> [Written instruction] Only the lines holding the string "Lopez" are needed. Copy each one.

> [Records for processing]

*****

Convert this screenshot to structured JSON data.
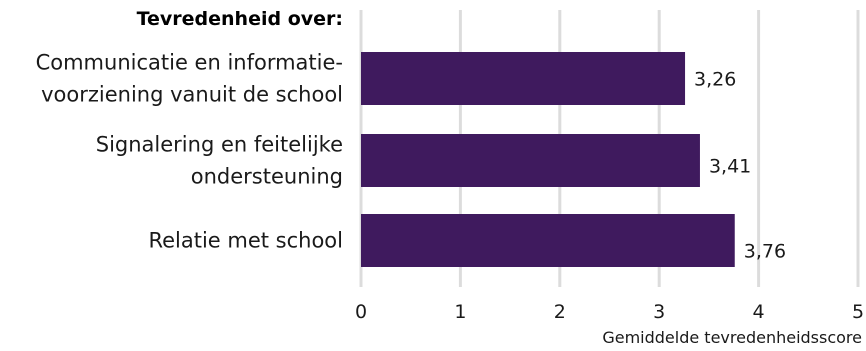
{
  "chart_data": {
    "type": "bar",
    "orientation": "horizontal",
    "category_heading": "Tevredenheid over:",
    "categories": [
      [
        "Communicatie en informatie-",
        "voorziening vanuit de school"
      ],
      [
        "Signalering en feitelijke",
        "ondersteuning"
      ],
      [
        "Relatie met school"
      ]
    ],
    "values": [
      3.26,
      3.41,
      3.76
    ],
    "data_labels": [
      "3,26",
      "3,41",
      "3,76"
    ],
    "xlabel": "Gemiddelde tevredenheidsscore",
    "xlim": [
      0,
      5
    ],
    "x_ticks": [
      0,
      1,
      2,
      3,
      4,
      5
    ],
    "x_tick_labels": [
      "0",
      "1",
      "2",
      "3",
      "4",
      "5"
    ],
    "grid": true,
    "colors": {
      "bar": "#3f1a5e",
      "grid": "#dcdcdc"
    }
  }
}
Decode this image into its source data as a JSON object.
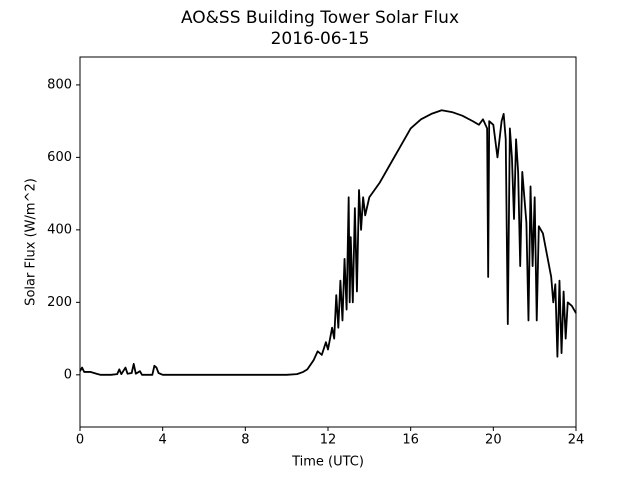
{
  "chart_data": {
    "type": "line",
    "title": "AO&SS Building Tower Solar Flux",
    "subtitle": "2016-06-15",
    "x_label": "Time (UTC)",
    "y_label": "Solar Flux (W/m^2)",
    "color": "#000000",
    "xlim": [
      0,
      24
    ],
    "xticks": [
      0,
      4,
      8,
      12,
      16,
      20,
      24
    ],
    "ylim": [
      -144,
      877
    ],
    "yticks": [
      0,
      200,
      400,
      600,
      800
    ],
    "x": [
      0,
      0.1,
      0.2,
      0.5,
      0.8,
      1,
      1.5,
      1.8,
      1.9,
      2.0,
      2.2,
      2.3,
      2.5,
      2.6,
      2.7,
      2.9,
      3.0,
      3.5,
      3.6,
      3.7,
      3.8,
      4,
      10,
      10.5,
      10.8,
      11,
      11.3,
      11.5,
      11.7,
      11.9,
      12,
      12.2,
      12.3,
      12.4,
      12.5,
      12.6,
      12.7,
      12.8,
      12.9,
      13,
      13.05,
      13.1,
      13.2,
      13.3,
      13.4,
      13.5,
      13.6,
      13.7,
      13.8,
      14,
      14.5,
      15,
      15.5,
      16,
      16.5,
      17,
      17.5,
      18,
      18.5,
      19,
      19.3,
      19.5,
      19.7,
      19.75,
      19.8,
      20,
      20.2,
      20.4,
      20.5,
      20.6,
      20.7,
      20.8,
      20.9,
      21,
      21.1,
      21.2,
      21.3,
      21.4,
      21.6,
      21.7,
      21.8,
      21.9,
      22,
      22.1,
      22.2,
      22.4,
      22.6,
      22.8,
      22.9,
      23,
      23.1,
      23.2,
      23.3,
      23.4,
      23.5,
      23.6,
      23.8,
      24
    ],
    "values": [
      10,
      20,
      8,
      8,
      3,
      0,
      0,
      2,
      15,
      2,
      20,
      3,
      5,
      30,
      3,
      10,
      0,
      0,
      25,
      20,
      5,
      0,
      0,
      2,
      8,
      15,
      40,
      65,
      55,
      90,
      70,
      130,
      100,
      220,
      130,
      260,
      150,
      320,
      180,
      490,
      200,
      380,
      200,
      460,
      230,
      510,
      400,
      490,
      440,
      490,
      530,
      580,
      630,
      680,
      705,
      720,
      730,
      725,
      715,
      700,
      690,
      705,
      680,
      270,
      700,
      690,
      600,
      700,
      720,
      650,
      140,
      680,
      600,
      430,
      650,
      560,
      300,
      560,
      420,
      150,
      520,
      300,
      490,
      150,
      410,
      390,
      330,
      270,
      200,
      250,
      50,
      260,
      60,
      230,
      100,
      200,
      190,
      170
    ]
  }
}
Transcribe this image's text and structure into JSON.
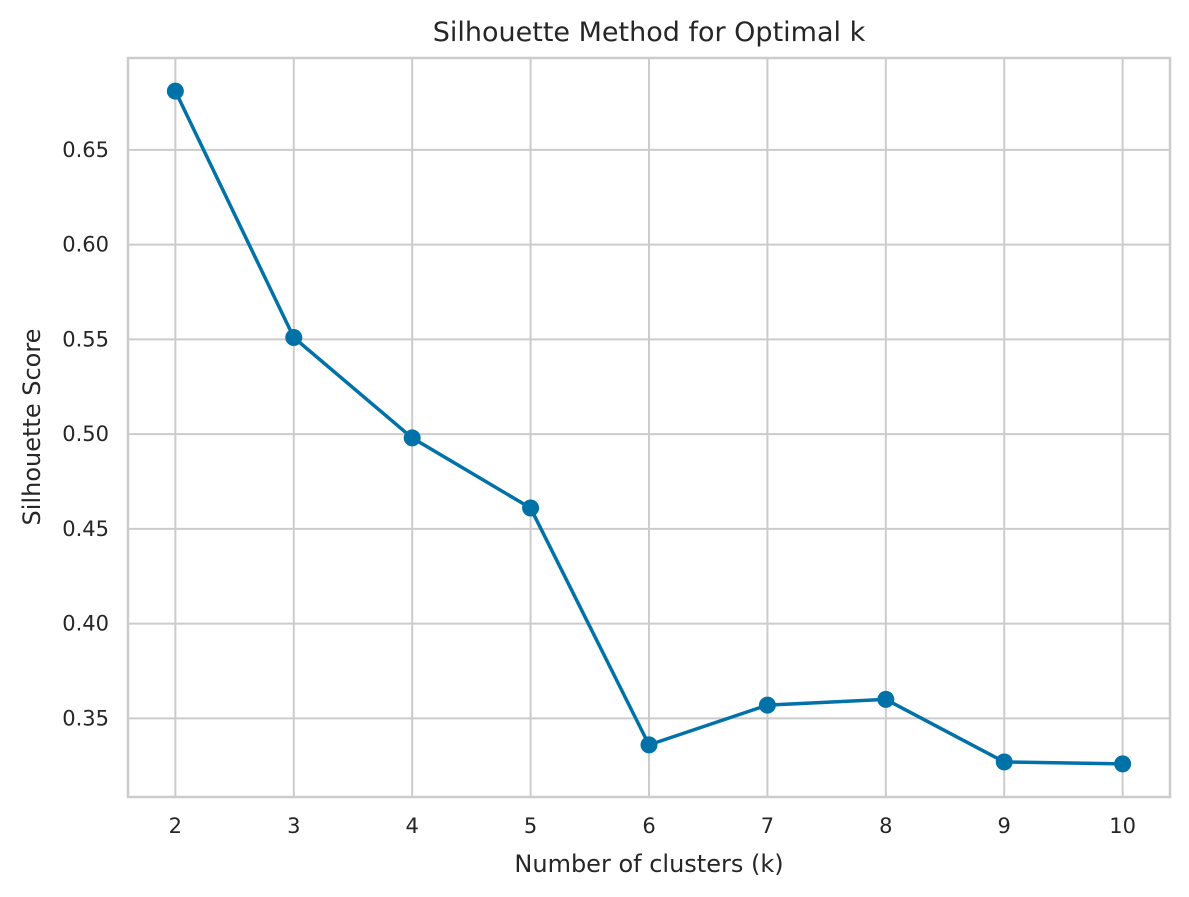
{
  "chart_data": {
    "type": "line",
    "title": "Silhouette Method for Optimal k",
    "xlabel": "Number of clusters (k)",
    "ylabel": "Silhouette Score",
    "x": [
      2,
      3,
      4,
      5,
      6,
      7,
      8,
      9,
      10
    ],
    "series": [
      {
        "values": [
          0.681,
          0.551,
          0.498,
          0.461,
          0.336,
          0.357,
          0.36,
          0.327,
          0.326
        ],
        "color": "#0072a8",
        "marker": "circle"
      }
    ],
    "xticks": [
      "2",
      "3",
      "4",
      "5",
      "6",
      "7",
      "8",
      "9",
      "10"
    ],
    "yticks": [
      "0.35",
      "0.40",
      "0.45",
      "0.50",
      "0.55",
      "0.60",
      "0.65"
    ],
    "ytick_values": [
      0.35,
      0.4,
      0.45,
      0.5,
      0.55,
      0.6,
      0.65
    ],
    "xlim": [
      1.6,
      10.4
    ],
    "ylim": [
      0.3085,
      0.6985
    ],
    "grid": true,
    "legend": "none"
  }
}
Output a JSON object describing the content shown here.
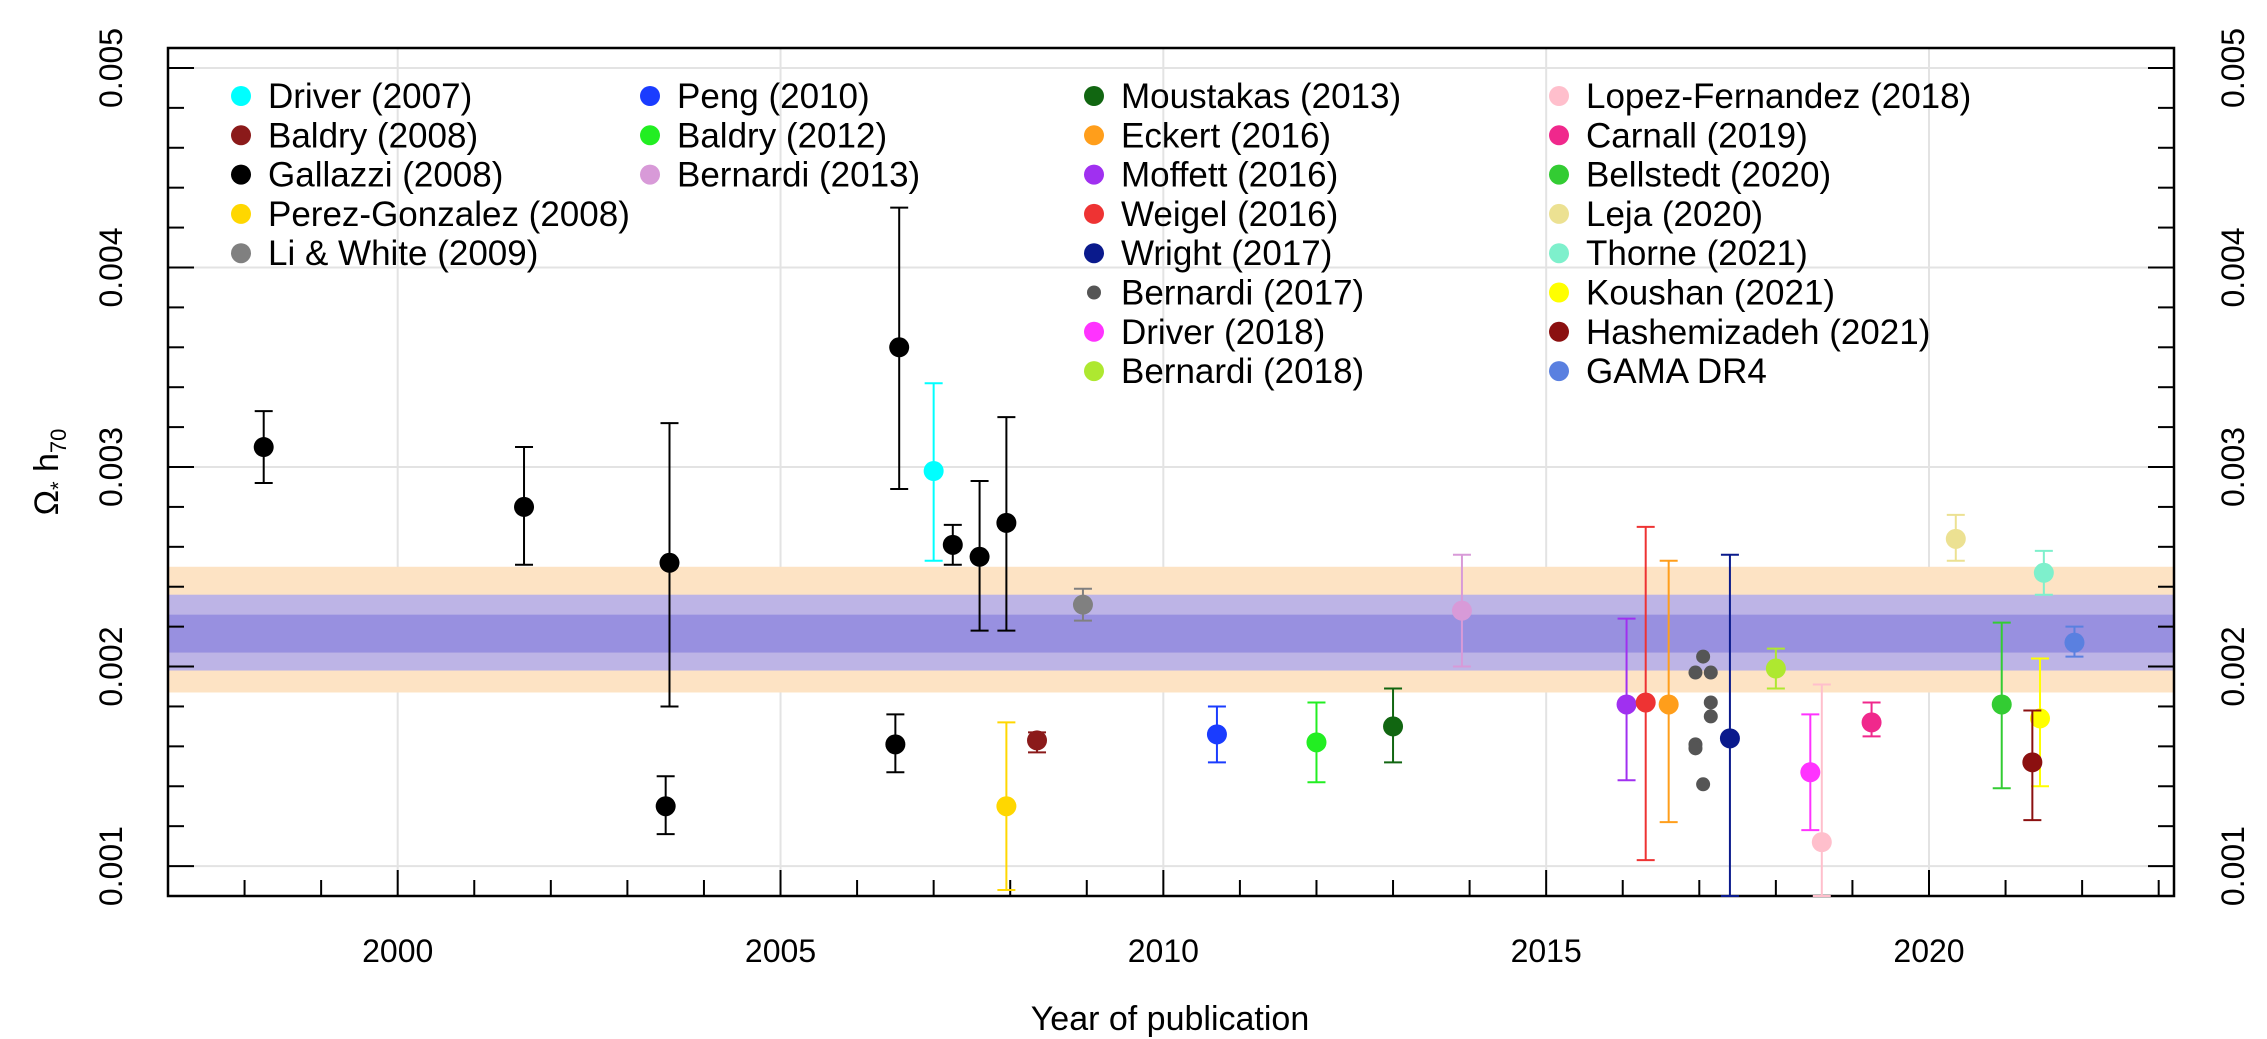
{
  "chart_data": {
    "type": "scatter",
    "title": "",
    "xlabel": "Year of publication",
    "ylabel_main": "Ω",
    "ylabel_sub1": "*",
    "ylabel_mid": " h",
    "ylabel_sub2": "70",
    "xlim": [
      1997,
      2023.2
    ],
    "ylim": [
      0.00085,
      0.0051
    ],
    "xticks": [
      2000,
      2005,
      2010,
      2015,
      2020
    ],
    "xtick_labels": [
      "2000",
      "2005",
      "2010",
      "2015",
      "2020"
    ],
    "yticks": [
      0.001,
      0.002,
      0.003,
      0.004,
      0.005
    ],
    "ytick_labels": [
      "0.001",
      "0.002",
      "0.003",
      "0.004",
      "0.005"
    ],
    "grid": true,
    "bands": [
      {
        "name": "outer-band",
        "y1": 0.00187,
        "y2": 0.0025,
        "color": "#fde3c4"
      },
      {
        "name": "middle-band",
        "y1": 0.00198,
        "y2": 0.00236,
        "color": "#bdb4e6"
      },
      {
        "name": "inner-band",
        "y1": 0.00207,
        "y2": 0.00226,
        "color": "#9890e0"
      }
    ],
    "series": [
      {
        "name": "Driver (2007)",
        "color": "#00ffff",
        "points": [
          {
            "x": 2007.0,
            "y": 0.00298,
            "lo": 0.00253,
            "hi": 0.00342
          }
        ]
      },
      {
        "name": "Baldry (2008)",
        "color": "#8b1a1a",
        "points": [
          {
            "x": 2008.35,
            "y": 0.00163,
            "lo": 0.00157,
            "hi": 0.00167
          }
        ]
      },
      {
        "name": "Gallazzi (2008)",
        "color": "#000000",
        "points": [
          {
            "x": 1998.25,
            "y": 0.0031,
            "lo": 0.00292,
            "hi": 0.00328
          },
          {
            "x": 2001.65,
            "y": 0.0028,
            "lo": 0.00251,
            "hi": 0.0031
          },
          {
            "x": 2003.5,
            "y": 0.0013,
            "lo": 0.00116,
            "hi": 0.00145
          },
          {
            "x": 2003.55,
            "y": 0.00252,
            "lo": 0.0018,
            "hi": 0.00322
          },
          {
            "x": 2006.5,
            "y": 0.00161,
            "lo": 0.00147,
            "hi": 0.00176
          },
          {
            "x": 2006.55,
            "y": 0.0036,
            "lo": 0.00289,
            "hi": 0.0043
          },
          {
            "x": 2007.25,
            "y": 0.00261,
            "lo": 0.00251,
            "hi": 0.00271
          },
          {
            "x": 2007.6,
            "y": 0.00255,
            "lo": 0.00218,
            "hi": 0.00293
          },
          {
            "x": 2007.95,
            "y": 0.00272,
            "lo": 0.00218,
            "hi": 0.00325
          }
        ]
      },
      {
        "name": "Perez-Gonzalez (2008)",
        "color": "#ffd700",
        "points": [
          {
            "x": 2007.95,
            "y": 0.0013,
            "lo": 0.00088,
            "hi": 0.00172
          }
        ]
      },
      {
        "name": "Li & White (2009)",
        "color": "#808080",
        "points": [
          {
            "x": 2008.95,
            "y": 0.00231,
            "lo": 0.00223,
            "hi": 0.00239
          }
        ]
      },
      {
        "name": "Peng (2010)",
        "color": "#1a3cff",
        "points": [
          {
            "x": 2010.7,
            "y": 0.00166,
            "lo": 0.00152,
            "hi": 0.0018
          }
        ]
      },
      {
        "name": "Baldry (2012)",
        "color": "#22ee22",
        "points": [
          {
            "x": 2012.0,
            "y": 0.00162,
            "lo": 0.00142,
            "hi": 0.00182
          }
        ]
      },
      {
        "name": "Bernardi (2013)",
        "color": "#d89ad8",
        "points": [
          {
            "x": 2013.9,
            "y": 0.00228,
            "lo": 0.002,
            "hi": 0.00256
          }
        ]
      },
      {
        "name": "Moustakas (2013)",
        "color": "#116611",
        "points": [
          {
            "x": 2013.0,
            "y": 0.0017,
            "lo": 0.00152,
            "hi": 0.00189
          }
        ]
      },
      {
        "name": "Eckert (2016)",
        "color": "#ff9e1b",
        "points": [
          {
            "x": 2016.6,
            "y": 0.00181,
            "lo": 0.00122,
            "hi": 0.00253
          }
        ]
      },
      {
        "name": "Moffett (2016)",
        "color": "#a030f0",
        "points": [
          {
            "x": 2016.05,
            "y": 0.00181,
            "lo": 0.00143,
            "hi": 0.00224
          }
        ]
      },
      {
        "name": "Weigel (2016)",
        "color": "#ee3333",
        "points": [
          {
            "x": 2016.3,
            "y": 0.00182,
            "lo": 0.00103,
            "hi": 0.0027
          }
        ]
      },
      {
        "name": "Wright (2017)",
        "color": "#0a1a8c",
        "points": [
          {
            "x": 2017.4,
            "y": 0.00164,
            "lo": 0.00085,
            "hi": 0.00256
          }
        ]
      },
      {
        "name": "Bernardi (2017)",
        "color": "#555555",
        "points": [
          {
            "x": 2016.95,
            "y": 0.00197,
            "lo": 0.00197,
            "hi": 0.00197
          },
          {
            "x": 2017.05,
            "y": 0.00205,
            "lo": 0.00205,
            "hi": 0.00205
          },
          {
            "x": 2017.15,
            "y": 0.00197,
            "lo": 0.00197,
            "hi": 0.00197
          },
          {
            "x": 2017.15,
            "y": 0.00182,
            "lo": 0.00182,
            "hi": 0.00182
          },
          {
            "x": 2017.15,
            "y": 0.00175,
            "lo": 0.00175,
            "hi": 0.00175
          },
          {
            "x": 2016.95,
            "y": 0.00161,
            "lo": 0.00161,
            "hi": 0.00161
          },
          {
            "x": 2016.95,
            "y": 0.00159,
            "lo": 0.00159,
            "hi": 0.00159
          },
          {
            "x": 2017.05,
            "y": 0.00141,
            "lo": 0.00141,
            "hi": 0.00141
          }
        ]
      },
      {
        "name": "Driver (2018)",
        "color": "#ff33ff",
        "points": [
          {
            "x": 2018.45,
            "y": 0.00147,
            "lo": 0.00118,
            "hi": 0.00176
          }
        ]
      },
      {
        "name": "Bernardi (2018)",
        "color": "#aee830",
        "points": [
          {
            "x": 2018.0,
            "y": 0.00199,
            "lo": 0.00189,
            "hi": 0.00209
          }
        ]
      },
      {
        "name": "Lopez-Fernandez (2018)",
        "color": "#ffbfcc",
        "points": [
          {
            "x": 2018.6,
            "y": 0.00112,
            "lo": 0.00085,
            "hi": 0.00191
          }
        ]
      },
      {
        "name": "Carnall (2019)",
        "color": "#f0288c",
        "points": [
          {
            "x": 2019.25,
            "y": 0.00172,
            "lo": 0.00165,
            "hi": 0.00182
          }
        ]
      },
      {
        "name": "Bellstedt (2020)",
        "color": "#33cc33",
        "points": [
          {
            "x": 2020.95,
            "y": 0.00181,
            "lo": 0.00139,
            "hi": 0.00222
          }
        ]
      },
      {
        "name": "Leja (2020)",
        "color": "#ece192",
        "points": [
          {
            "x": 2020.35,
            "y": 0.00264,
            "lo": 0.00253,
            "hi": 0.00276
          }
        ]
      },
      {
        "name": "Thorne (2021)",
        "color": "#7ef0cc",
        "points": [
          {
            "x": 2021.5,
            "y": 0.00247,
            "lo": 0.00236,
            "hi": 0.00258
          }
        ]
      },
      {
        "name": "Koushan (2021)",
        "color": "#ffff00",
        "points": [
          {
            "x": 2021.45,
            "y": 0.00174,
            "lo": 0.0014,
            "hi": 0.00204
          }
        ]
      },
      {
        "name": "Hashemizadeh (2021)",
        "color": "#8b1010",
        "points": [
          {
            "x": 2021.35,
            "y": 0.00152,
            "lo": 0.00123,
            "hi": 0.00178
          }
        ]
      },
      {
        "name": "GAMA DR4",
        "color": "#5a80e0",
        "points": [
          {
            "x": 2021.9,
            "y": 0.00212,
            "lo": 0.00205,
            "hi": 0.0022
          }
        ]
      }
    ],
    "legend": [
      [
        {
          "label": "Driver (2007)",
          "color": "#00ffff",
          "small": false
        },
        {
          "label": "Baldry (2008)",
          "color": "#8b1a1a",
          "small": false
        },
        {
          "label": "Gallazzi (2008)",
          "color": "#000000",
          "small": false
        },
        {
          "label": "Perez-Gonzalez (2008)",
          "color": "#ffd700",
          "small": false
        },
        {
          "label": "Li & White (2009)",
          "color": "#808080",
          "small": false
        }
      ],
      [
        {
          "label": "Peng (2010)",
          "color": "#1a3cff",
          "small": false
        },
        {
          "label": "Baldry (2012)",
          "color": "#22ee22",
          "small": false
        },
        {
          "label": "Bernardi (2013)",
          "color": "#d89ad8",
          "small": false
        }
      ],
      [
        {
          "label": "Moustakas (2013)",
          "color": "#116611",
          "small": false
        },
        {
          "label": "Eckert (2016)",
          "color": "#ff9e1b",
          "small": false
        },
        {
          "label": "Moffett (2016)",
          "color": "#a030f0",
          "small": false
        },
        {
          "label": "Weigel (2016)",
          "color": "#ee3333",
          "small": false
        },
        {
          "label": "Wright (2017)",
          "color": "#0a1a8c",
          "small": false
        },
        {
          "label": "Bernardi (2017)",
          "color": "#555555",
          "small": true
        },
        {
          "label": "Driver (2018)",
          "color": "#ff33ff",
          "small": false
        },
        {
          "label": "Bernardi (2018)",
          "color": "#aee830",
          "small": false
        }
      ],
      [
        {
          "label": "Lopez-Fernandez (2018)",
          "color": "#ffbfcc",
          "small": false
        },
        {
          "label": "Carnall (2019)",
          "color": "#f0288c",
          "small": false
        },
        {
          "label": "Bellstedt (2020)",
          "color": "#33cc33",
          "small": false
        },
        {
          "label": "Leja (2020)",
          "color": "#ece192",
          "small": false
        },
        {
          "label": "Thorne (2021)",
          "color": "#7ef0cc",
          "small": false
        },
        {
          "label": "Koushan (2021)",
          "color": "#ffff00",
          "small": false
        },
        {
          "label": "Hashemizadeh (2021)",
          "color": "#8b1010",
          "small": false
        },
        {
          "label": "GAMA DR4",
          "color": "#5a80e0",
          "small": false
        }
      ]
    ]
  }
}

*****

> [Task result]
        "name": "Lopez-Fernandez (2018)",
          "label": "Lopez-Fernandez (2018)",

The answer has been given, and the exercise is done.